**** Input ****

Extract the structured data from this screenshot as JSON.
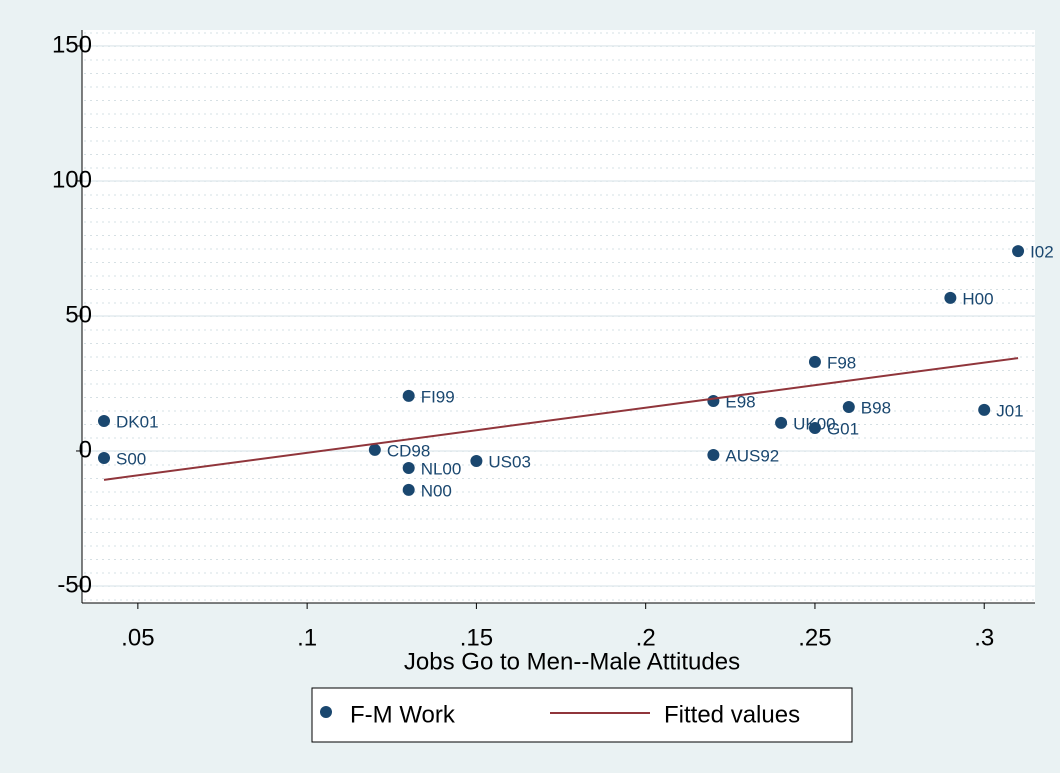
{
  "chart_data": {
    "type": "scatter",
    "x_label": "Jobs Go to Men--Male Attitudes",
    "xlim": [
      0.0335,
      0.315
    ],
    "ylim": [
      -56.3,
      155.9
    ],
    "xticks": [
      {
        "value": 0.05,
        "label": ".05"
      },
      {
        "value": 0.1,
        "label": ".1"
      },
      {
        "value": 0.15,
        "label": ".15"
      },
      {
        "value": 0.2,
        "label": ".2"
      },
      {
        "value": 0.25,
        "label": ".25"
      },
      {
        "value": 0.3,
        "label": ".3"
      }
    ],
    "yticks": [
      -50,
      0,
      50,
      100,
      150
    ],
    "grid": true,
    "legend": "bottom",
    "series": [
      {
        "name": "F-M Work",
        "type": "scatter",
        "color": "#1a476f",
        "x": [
          0.04,
          0.04,
          0.13,
          0.12,
          0.13,
          0.13,
          0.15,
          0.22,
          0.22,
          0.24,
          0.25,
          0.25,
          0.26,
          0.3,
          0.29,
          0.31
        ],
        "values": [
          11.1,
          -2.6,
          20.4,
          0.4,
          -6.3,
          -14.4,
          -3.7,
          18.5,
          -1.5,
          10.4,
          33,
          8.5,
          16.3,
          15.2,
          56.7,
          74
        ],
        "labels": [
          "DK01",
          "S00",
          "FI99",
          "CD98",
          "NL00",
          "N00",
          "US03",
          "E98",
          "AUS92",
          "UK00",
          "F98",
          "G01",
          "B98",
          "J01",
          "H00",
          "I02"
        ]
      },
      {
        "name": "Fitted values",
        "type": "line",
        "color": "#90353b",
        "x": [
          0.04,
          0.31
        ],
        "values": [
          -10.7,
          34.4
        ]
      }
    ]
  }
}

****

[Problem] Reproduce the full material exactly, excluding the pictures.

[Full answer]
Extract the structured data from this screenshot as JSON.
{
  "chart_data": {
    "type": "scatter",
    "x_label": "Jobs Go to Men--Male Attitudes",
    "xlim": [
      0.0335,
      0.315
    ],
    "ylim": [
      -56.3,
      155.9
    ],
    "xticks": [
      {
        "value": 0.05,
        "label": ".05"
      },
      {
        "value": 0.1,
        "label": ".1"
      },
      {
        "value": 0.15,
        "label": ".15"
      },
      {
        "value": 0.2,
        "label": ".2"
      },
      {
        "value": 0.25,
        "label": ".25"
      },
      {
        "value": 0.3,
        "label": ".3"
      }
    ],
    "yticks": [
      -50,
      0,
      50,
      100,
      150
    ],
    "grid": true,
    "legend": "bottom",
    "series": [
      {
        "name": "F-M Work",
        "type": "scatter",
        "color": "#1a476f",
        "x": [
          0.04,
          0.04,
          0.13,
          0.12,
          0.13,
          0.13,
          0.15,
          0.22,
          0.22,
          0.24,
          0.25,
          0.25,
          0.26,
          0.3,
          0.29,
          0.31
        ],
        "values": [
          11.1,
          -2.6,
          20.4,
          0.4,
          -6.3,
          -14.4,
          -3.7,
          18.5,
          -1.5,
          10.4,
          33,
          8.5,
          16.3,
          15.2,
          56.7,
          74
        ],
        "labels": [
          "DK01",
          "S00",
          "FI99",
          "CD98",
          "NL00",
          "N00",
          "US03",
          "E98",
          "AUS92",
          "UK00",
          "F98",
          "G01",
          "B98",
          "J01",
          "H00",
          "I02"
        ]
      },
      {
        "name": "Fitted values",
        "type": "line",
        "color": "#90353b",
        "x": [
          0.04,
          0.31
        ],
        "values": [
          -10.7,
          34.4
        ]
      }
    ]
  }
}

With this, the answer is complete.